__PROBLEM DESCRIPTION__.
Using the article on the E & N Railway, answer each of these:
(a) Until what date does the one-month reprieve keep the line open?
(b) On what date did the prime minister drive the last gold spike into the railway?
(c) How much does Via pay each year to support the daily passenger service?
PASSAGE TO READ: Begin
The historic E & N Railway, offering the only passenger service on Vancouver Island, soon will shut down unless supporters can come up with a business plan to keep the 116-year-old line alive.

Train buffs and island politicians have been fighting for months to save the railway -- constructed as a condition of British Columbia's entry into Confederation -- from extinction.

The railway was supposed to shut down on Monday, but supporters pressed Via Rail to come up with enough money for a one-month reprieve to keep the line open until May 15.

The federal government will not offer a bailout, Transportation Minister David Collenette said in Ottawa last week. He said it is up to the rail companies and supporters to come up with a business plan to "keep this very valuable service operating."

Meanwhile, passengers are scrambling for tickets to board the 1955 diesel train for the scenic ride between Victoria and Courtenay.

"I'd like to see it before it goes," said Jim Fogarty, who recently waited to board the two-car dayliner with his son and daughter. "I think it's a shame."

Train service on Vancouver Island always has been a politically bumpy ride.

"The fact is, people will not accept a rejection of this rail service," said Mary Ashley, a Campbell River councillor and president of the Vancouver Island Municipal Association. "Vancouver Island doesn't have that many historic links with the rest of Canada."

In 1874, the province threatened to withdraw from Confederation because the railway had not been built. Sir John A. Macdonald persuaded Vancouver Island coal baron Robert Dunsmuir to construct a railway between Esquimalt and Nanaimo. The prime minister drove the last gold spike into the railway on Aug. 13, 1886.

RailAmerica announced last fall that it would end freight and passenger service on the E & N after its biggest customer cancelled its freight contract.

The Florida company said it is not economic to run the passenger service until Via Rail, owner of the cars, contributes more money. Via pays $5.4-million annually to support the daily passenger service.
PASSAGE TO READ: End
AVAILABLE DATA: Begin
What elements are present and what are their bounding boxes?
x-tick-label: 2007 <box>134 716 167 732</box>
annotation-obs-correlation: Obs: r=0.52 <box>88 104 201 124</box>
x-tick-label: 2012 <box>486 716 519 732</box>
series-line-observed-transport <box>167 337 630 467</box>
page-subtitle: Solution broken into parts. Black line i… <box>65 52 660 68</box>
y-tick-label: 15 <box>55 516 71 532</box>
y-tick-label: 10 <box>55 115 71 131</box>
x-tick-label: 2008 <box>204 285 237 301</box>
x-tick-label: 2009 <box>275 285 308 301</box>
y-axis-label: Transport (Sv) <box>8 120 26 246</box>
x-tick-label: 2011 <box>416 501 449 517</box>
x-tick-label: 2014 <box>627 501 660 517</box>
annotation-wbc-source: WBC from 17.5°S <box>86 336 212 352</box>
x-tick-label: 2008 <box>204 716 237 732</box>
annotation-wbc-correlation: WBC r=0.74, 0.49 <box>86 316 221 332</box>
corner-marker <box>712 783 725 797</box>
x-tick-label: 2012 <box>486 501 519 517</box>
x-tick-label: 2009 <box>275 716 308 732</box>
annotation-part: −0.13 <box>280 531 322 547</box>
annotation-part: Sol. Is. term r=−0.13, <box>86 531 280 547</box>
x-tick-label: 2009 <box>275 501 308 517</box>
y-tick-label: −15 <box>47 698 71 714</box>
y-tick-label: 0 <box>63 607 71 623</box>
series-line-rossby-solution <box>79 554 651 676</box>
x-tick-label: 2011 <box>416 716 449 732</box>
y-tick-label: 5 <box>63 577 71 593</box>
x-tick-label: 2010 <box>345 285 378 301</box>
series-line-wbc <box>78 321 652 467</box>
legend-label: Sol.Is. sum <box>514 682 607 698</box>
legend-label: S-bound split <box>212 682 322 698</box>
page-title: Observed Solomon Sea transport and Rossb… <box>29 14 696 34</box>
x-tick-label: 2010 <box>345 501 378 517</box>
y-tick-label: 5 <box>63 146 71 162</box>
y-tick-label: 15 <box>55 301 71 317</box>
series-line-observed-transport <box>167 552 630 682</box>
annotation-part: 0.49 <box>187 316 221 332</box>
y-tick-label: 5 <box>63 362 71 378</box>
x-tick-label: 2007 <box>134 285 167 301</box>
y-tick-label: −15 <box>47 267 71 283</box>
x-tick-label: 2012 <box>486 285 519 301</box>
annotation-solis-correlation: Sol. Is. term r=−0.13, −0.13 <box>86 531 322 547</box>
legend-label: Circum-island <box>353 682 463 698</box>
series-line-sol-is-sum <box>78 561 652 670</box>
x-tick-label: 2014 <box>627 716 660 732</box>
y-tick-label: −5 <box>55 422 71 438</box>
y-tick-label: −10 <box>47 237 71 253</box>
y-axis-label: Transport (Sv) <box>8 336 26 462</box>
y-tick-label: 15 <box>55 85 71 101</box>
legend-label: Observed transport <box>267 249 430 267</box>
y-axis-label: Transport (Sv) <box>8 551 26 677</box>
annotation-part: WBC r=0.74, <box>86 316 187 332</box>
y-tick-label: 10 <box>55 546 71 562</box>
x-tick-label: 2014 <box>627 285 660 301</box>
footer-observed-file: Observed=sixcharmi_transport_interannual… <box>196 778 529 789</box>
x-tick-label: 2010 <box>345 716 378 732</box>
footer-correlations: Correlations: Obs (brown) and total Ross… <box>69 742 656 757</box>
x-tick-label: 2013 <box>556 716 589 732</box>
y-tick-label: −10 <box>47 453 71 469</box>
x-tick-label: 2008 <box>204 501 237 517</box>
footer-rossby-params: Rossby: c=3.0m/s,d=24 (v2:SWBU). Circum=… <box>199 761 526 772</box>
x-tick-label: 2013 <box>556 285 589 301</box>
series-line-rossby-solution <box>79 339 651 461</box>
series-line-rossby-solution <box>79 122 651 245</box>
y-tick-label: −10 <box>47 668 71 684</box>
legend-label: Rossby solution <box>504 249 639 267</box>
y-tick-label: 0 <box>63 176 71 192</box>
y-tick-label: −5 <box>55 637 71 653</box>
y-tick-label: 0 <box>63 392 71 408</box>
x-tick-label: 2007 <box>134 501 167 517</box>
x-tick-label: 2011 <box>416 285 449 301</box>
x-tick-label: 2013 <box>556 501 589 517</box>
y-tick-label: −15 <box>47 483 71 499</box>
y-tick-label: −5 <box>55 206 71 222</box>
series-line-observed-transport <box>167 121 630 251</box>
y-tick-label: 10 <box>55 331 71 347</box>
AVAILABLE DATA: End
__FINISHED TASK__.
(a) May 15
(b) Aug. 13, 1886
(c) $5.4-million